> RECORDS SHOWN
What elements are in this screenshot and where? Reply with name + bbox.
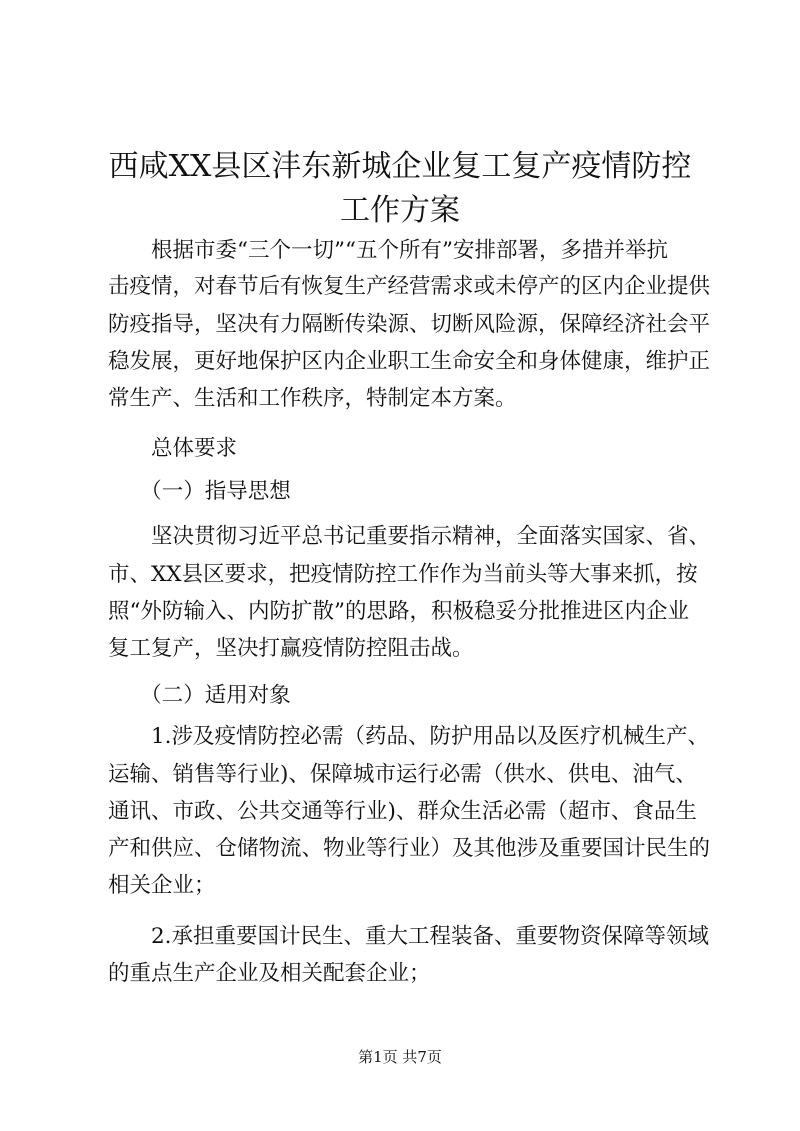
body-line: 市、XX县区要求，把疫情防控工作作为当前头等大事来抓，按 <box>108 562 698 587</box>
body-line: 的重点生产企业及相关配套企业； <box>108 961 431 986</box>
body-line: 通讯、市政、公共交通等行业)、群众生活必需（超市、食品生 <box>108 799 697 824</box>
subsection-heading: （二）适用对象 <box>108 683 291 708</box>
body-line: 稳发展，更好地保护区内企业职工生命安全和身体健康，维护正 <box>108 349 711 374</box>
page-number-footer: 第1页 共7页 <box>358 1048 442 1066</box>
body-line: 运输、销售等行业)、保障城市运行必需（供水、供电、油气、 <box>108 762 697 787</box>
document-title-line-1: 西咸XX县区沣东新城企业复工复产疫情防控 <box>108 149 692 184</box>
body-line: 防疫指导，坚决有力隔断传染源、切断风险源，保障经济社会平 <box>108 312 711 337</box>
section-heading: 总体要求 <box>108 436 238 461</box>
body-line: 根据市委“三个一切”“五个所有”安排部署，多措并举抗 <box>108 238 668 263</box>
document-title-line-2: 工作方案 <box>340 193 460 228</box>
body-line: 复工复产，坚决打赢疫情防控阻击战。 <box>108 636 474 661</box>
body-line: 产和供应、仓储物流、物业等行业）及其他涉及重要国计民生的 <box>108 836 711 861</box>
body-line: 2.承担重要国计民生、重大工程装备、重要物资保障等领域 <box>108 924 710 949</box>
subsection-heading: （一）指导思想 <box>108 479 291 504</box>
body-line: 相关企业； <box>108 873 216 898</box>
body-line: 常生产、生活和工作秩序，特制定本方案。 <box>108 386 517 411</box>
body-line: 1.涉及疫情防控必需（药品、防护用品以及医疗机械生产、 <box>108 724 710 749</box>
body-line: 坚决贯彻习近平总书记重要指示精神，全面落实国家、省、 <box>108 524 711 549</box>
body-line: 击疫情，对春节后有恢复生产经营需求或未停产的区内企业提供 <box>108 274 711 299</box>
body-line: 照“外防输入、内防扩散”的思路，积极稳妥分批推进区内企业 <box>108 599 689 624</box>
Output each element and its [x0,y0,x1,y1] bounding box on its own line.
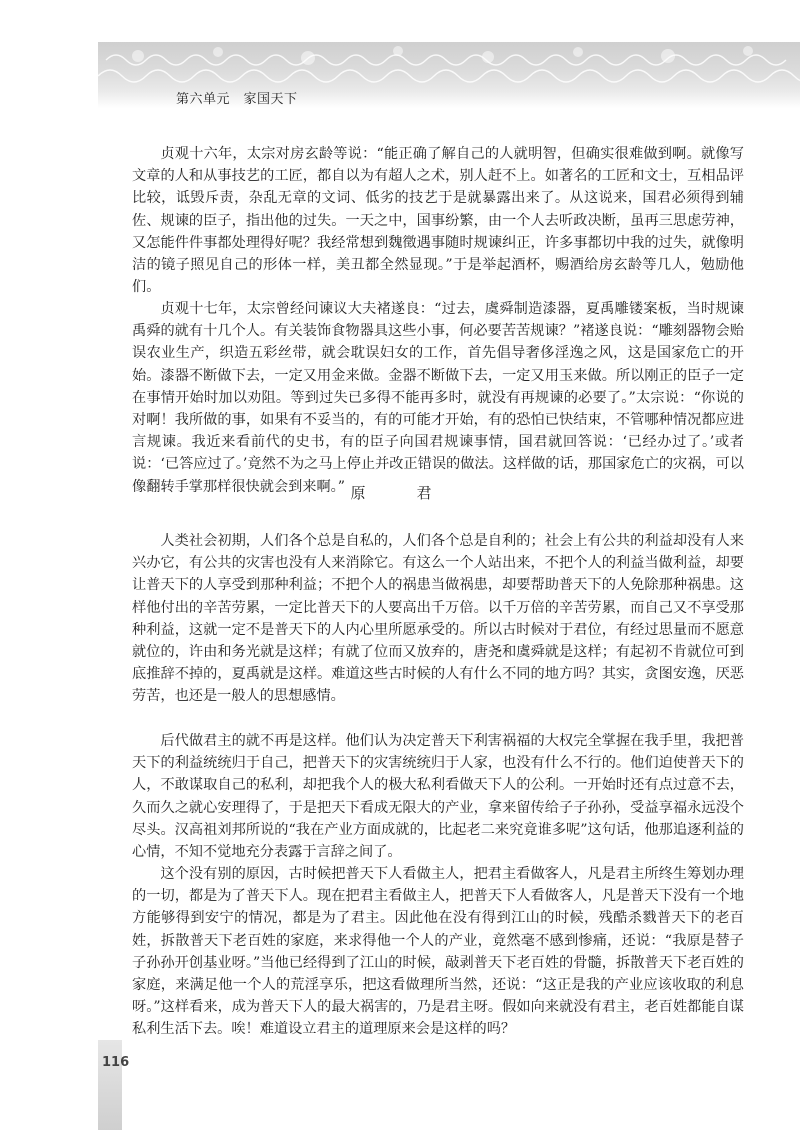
footer-decoration-strip [98,1040,122,1130]
paragraph-yuanjun-3: 这个没有别的原因，古时候把普天下人看做主人，把君主看做客人，凡是君主所终生筹划办理的一切，都是为了普天下人。现在把君主看做主人，把普天下人看做客人，凡是普天下没有一个地方能够得到安宁的情况，都是为了君主。因此他在没有得到江山的时候，残酷杀戮普天下的老百姓，拆散普天下老百姓的家庭，来求得他一个人的产业，竟然毫不感到惨痛，还说：“我原是替子子孙孙开创基业呀。”当他已经得到了江山的时候，敲剥普天下老百姓的骨髓，拆散普天下老百姓的家庭，来满足他一个人的荒淫享乐，把这看做理所当然，还说：“这正是我的产业应该收取的利息呀。”这样看来，成为普天下人的最大祸害的，乃是君主呀。假如向来就没有君主，老百姓都能自谋私利生活下去。唉！难道设立君主的道理原来会是这样的吗？ [132,866,744,1038]
paragraph-yuanjun-2: 后代做君主的就不再是这样。他们认为决定普天下利害祸福的大权完全掌握在我手里，我把普天下的利益统统归于自己，把普天下的灾害统统归于人家，也没有什么不行的。他们迫使普天下的人，不敢谋取自己的私利，却把我个人的极大私利看做天下人的公利。一开始时还有点过意不去，久而久之就心安理得了，于是把天下看成无限大的产业，拿来留传给子子孙孙，受益享福永远没个尽头。汉高祖刘邦所说的“我在产业方面成就的，比起老二来究竟谁多呢”这句话，他那追逐利益的心情，不知不觉地充分表露于言辞之间了。 [132,733,744,861]
page-number: 116 [102,1055,130,1070]
paragraph-zhenguan-16: 贞观十六年，太宗对房玄龄等说：“能正确了解自己的人就明智，但确实很难做到啊。就像写文章的人和从事技艺的工匠，都自以为有超人之术，别人赶不上。如著名的工匠和文士，互相品评比较，诋毁斥责，杂乱无章的文词、低劣的技艺于是就暴露出来了。从这说来，国君必须得到辅佐、规谏的臣子，指出他的过失。一天之中，国事纷繁，由一个人去听政决断，虽再三思虑劳神，又怎能件件事都处理得好呢？我经常想到魏徵遇事随时规谏纠正，许多事都切中我的过失，就像明洁的镜子照见自己的形体一样，美丑都全然显现。”于是举起酒杯，赐酒给房玄龄等几人，勉励他们。 [132,146,744,296]
paragraph-zhenguan-17: 贞观十七年，太宗曾经问谏议大夫褚遂良：“过去，虞舜制造漆器，夏禹雕镂案板，当时规谏禹舜的就有十几个人。有关装饰食物器具这些小事，何必要苦苦规谏？”褚遂良说：“雕刻器物会贻误农业生产，织造五彩丝带，就会耽误妇女的工作，首先倡导奢侈淫逸之风，这是国家危亡的开始。漆器不断做下去，一定又用金来做。金器不断做下去，一定又用玉来做。所以刚正的臣子一定在事情开始时加以劝阻。等到过失已多得不能再多时，就没有再规谏的必要了。”太宗说：“你说的对啊！我所做的事，如果有不妥当的，有的可能才开始，有的恐怕已快结束，不管哪种情况都应进言规谏。我近来看前代的史书，有的臣子向国君规谏事情，国君就回答说：‘已经办过了。’或者说：‘已答应过了。’竟然不为之马上停止并改正错误的做法。这样做的话，那国家危亡的灾祸，可以像翻转手掌那样很快就会到来啊。” [132,301,744,495]
section-title: 原 君 [350,484,450,502]
paragraph-yuanjun-1: 人类社会初期，人们各个总是自私的，人们各个总是自利的；社会上有公共的利益却没有人来兴办它，有公共的灾害也没有人来消除它。有这么一个人站出来，不把个人的利益当做利益，却要让普天下的人享受到那种利益；不把个人的祸患当做祸患，却要帮助普天下的人免除那种祸患。这样他付出的辛苦劳累，一定比普天下的人要高出千万倍。以千万倍的辛苦劳累，而自己又不享受那种利益，这就一定不是普天下的人内心里所愿承受的。所以古时候对于君位，有经过思量而不愿意就位的，许由和务光就是这样；有就了位而又放弃的，唐尧和虞舜就是这样；有起初不肯就位可到底推辞不掉的，夏禹就是这样。难道这些古时候的人有什么不同的地方吗？其实，贪图安逸，厌恶劳苦，也还是一般人的思想感情。 [132,533,744,705]
unit-title: 第六单元 家国天下 [176,92,298,107]
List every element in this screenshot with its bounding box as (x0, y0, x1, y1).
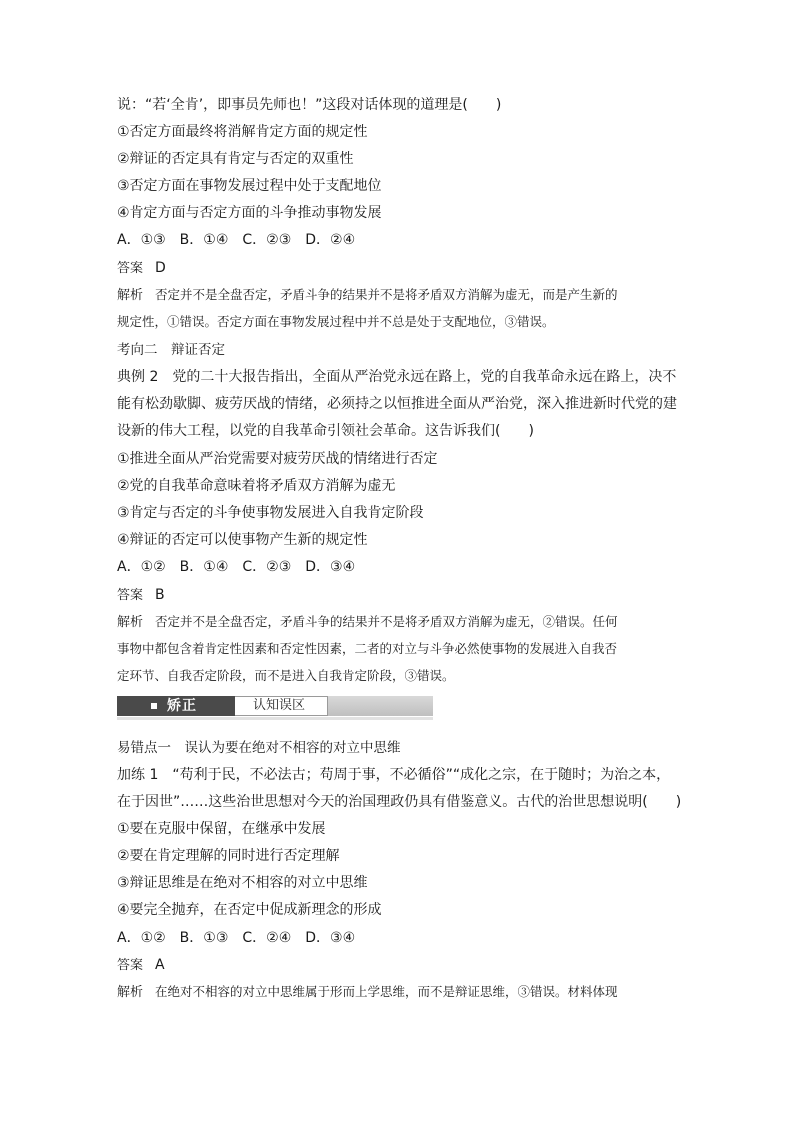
option-1: ①推进全面从严治党需要对疲劳厌战的情绪进行否定 (117, 451, 438, 467)
analysis-label: 解析 (117, 288, 144, 303)
analysis-line (117, 982, 618, 1003)
analysis-line (117, 285, 618, 306)
analysis-line (117, 612, 618, 633)
square-bullet-icon (151, 703, 157, 709)
option-3: ③肯定与否定的斗争使事物发展进入自我肯定阶段 (117, 505, 424, 521)
banner-underline (117, 717, 433, 720)
question-stem: 设新的伟大工程，以党的自我革命引领社会革命。这告诉我们( ) (117, 423, 534, 439)
analysis-text: 在绝对不相容的对立中思维属于形而上学思维，而不是辩证思维，③错误。材料体现 (155, 984, 618, 999)
answer-label: 答案 (117, 958, 144, 973)
answer-value: D (155, 260, 166, 276)
question-stem-tail: 说：“若‘全肯’，即事员先师也！”这段对话体现的道理是( ) (117, 97, 502, 113)
banner-title: 矫正 (167, 698, 197, 714)
answer-choices: A．①② B．①④ C．②③ D．③④ (117, 559, 356, 575)
option-2: ②辩证的否定具有肯定与否定的双重性 (117, 151, 354, 167)
answer-choices: A．①③ B．①④ C．②③ D．②④ (117, 232, 356, 248)
answer-label: 答案 (117, 588, 144, 603)
answer-value: B (155, 587, 165, 603)
analysis-text: 否定并不是全盘否定，矛盾斗争的结果并不是将矛盾双方消解为虚无，而是产生新的 (155, 287, 618, 302)
option-4: ④要完全抛弃，在否定中促成新理念的形成 (117, 902, 382, 918)
question-stem: 能有松劲歇脚、疲劳厌战的情绪，必须持之以恒推进全面从严治党，深入推进新时代党的建 (117, 396, 677, 412)
option-3: ③辩证思维是在绝对不相容的对立中思维 (117, 875, 368, 891)
answer-line (117, 258, 166, 279)
section-heading: 易错点一 误认为要在绝对不相容的对立中思维 (117, 740, 401, 756)
option-4: ④辩证的否定可以使事物产生新的规定性 (117, 532, 368, 548)
option-2: ②要在肯定理解的同时进行否定理解 (117, 848, 340, 864)
analysis-label: 解析 (117, 615, 144, 630)
banner-title-box (117, 696, 235, 716)
answer-label: 答案 (117, 261, 144, 276)
option-4: ④肯定方面与否定方面的斗争推动事物发展 (117, 205, 382, 221)
question-stem: 加练 1 “苟利于民，不必法古；苟周于事，不必循俗”“成化之宗，在于随时；为治之本， (117, 767, 671, 783)
analysis-text: 否定并不是全盘否定，矛盾斗争的结果并不是将矛盾双方消解为虚无，②错误。任何 (155, 614, 618, 629)
section-heading: 考向二 辩证否定 (117, 342, 225, 358)
answer-line (117, 585, 165, 606)
question-stem: 在于因世”……这些治世思想对今天的治国理政仍具有借鉴意义。古代的治世思想说明( ) (117, 794, 682, 810)
analysis-text: 定环节、自我否定阶段，而不是进入自我肯定阶段，③错误。 (117, 668, 455, 683)
analysis-label: 解析 (117, 985, 144, 1000)
analysis-text: 事物中都包含着肯定性因素和否定性因素，二者的对立与斗争必然使事物的发展进入自我否 (117, 641, 618, 656)
option-1: ①要在克服中保留，在继承中发展 (117, 821, 326, 837)
answer-choices: A．①② B．①③ C．②④ D．③④ (117, 930, 356, 946)
option-2: ②党的自我革命意味着将矛盾双方消解为虚无 (117, 478, 396, 494)
option-3: ③否定方面在事物发展过程中处于支配地位 (117, 178, 382, 194)
analysis-text: 规定性，①错误。否定方面在事物发展过程中并不总是处于支配地位，③错误。 (117, 314, 555, 329)
question-stem: 典例 2 党的二十大报告指出，全面从严治党永远在路上，党的自我革命永远在路上，决不 (117, 369, 677, 385)
answer-line (117, 955, 165, 976)
section-banner (117, 696, 433, 722)
option-1: ①否定方面最终将消解肯定方面的规定性 (117, 124, 368, 140)
banner-tag: 认知误区 (235, 696, 328, 716)
answer-value: A (155, 957, 165, 973)
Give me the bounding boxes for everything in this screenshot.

> THE TASK
Turn the lines above, from the one containing "body-line: 市、XX县区要求，把疫情防控工作作为当前头等大事来抓，按 <box>108" through the one containing "Output each element", inclusive, into a numbered list, leaving out any blank lines.

> TASK RESPONSE
1. body-line: 市、XX县区要求，把疫情防控工作作为当前头等大事来抓，按 <box>108 562 698 587</box>
2. body-line: 的重点生产企业及相关配套企业； <box>108 961 431 986</box>
3. body-line: 通讯、市政、公共交通等行业)、群众生活必需（超市、食品生 <box>108 799 697 824</box>
4. subsection-heading: （二）适用对象 <box>108 683 291 708</box>
5. body-line: 稳发展，更好地保护区内企业职工生命安全和身体健康，维护正 <box>108 349 711 374</box>
6. page-number-footer: 第1页 共7页 <box>358 1048 442 1066</box>
7. body-line: 运输、销售等行业)、保障城市运行必需（供水、供电、油气、 <box>108 762 697 787</box>
8. document-title-line-1: 西咸XX县区沣东新城企业复工复产疫情防控 <box>108 149 692 184</box>
9. body-line: 防疫指导，坚决有力隔断传染源、切断风险源，保障经济社会平 <box>108 312 711 337</box>
10. section-heading: 总体要求 <box>108 436 238 461</box>
11. body-line: 根据市委“三个一切”“五个所有”安排部署，多措并举抗 <box>108 238 668 263</box>
12. document-title-line-2: 工作方案 <box>340 193 460 228</box>
13. body-line: 复工复产，坚决打赢疫情防控阻击战。 <box>108 636 474 661</box>
14. body-line: 产和供应、仓储物流、物业等行业）及其他涉及重要国计民生的 <box>108 836 711 861</box>
15. body-line: 2.承担重要国计民生、重大工程装备、重要物资保障等领域 <box>108 924 710 949</box>
16. subsection-heading: （一）指导思想 <box>108 479 291 504</box>
17. body-line: 相关企业； <box>108 873 216 898</box>
18. body-line: 常生产、生活和工作秩序，特制定本方案。 <box>108 386 517 411</box>
19. body-line: 1.涉及疫情防控必需（药品、防护用品以及医疗机械生产、 <box>108 724 710 749</box>
20. body-line: 坚决贯彻习近平总书记重要指示精神，全面落实国家、省、 <box>108 524 711 549</box>
21. body-line: 击疫情，对春节后有恢复生产经营需求或未停产的区内企业提供 <box>108 274 711 299</box>
22. body-line: 照“外防输入、内防扩散”的思路，积极稳妥分批推进区内企业 <box>108 599 689 624</box>
23. Output each element and its [x0,y0,x1,y1] bounding box on its own line.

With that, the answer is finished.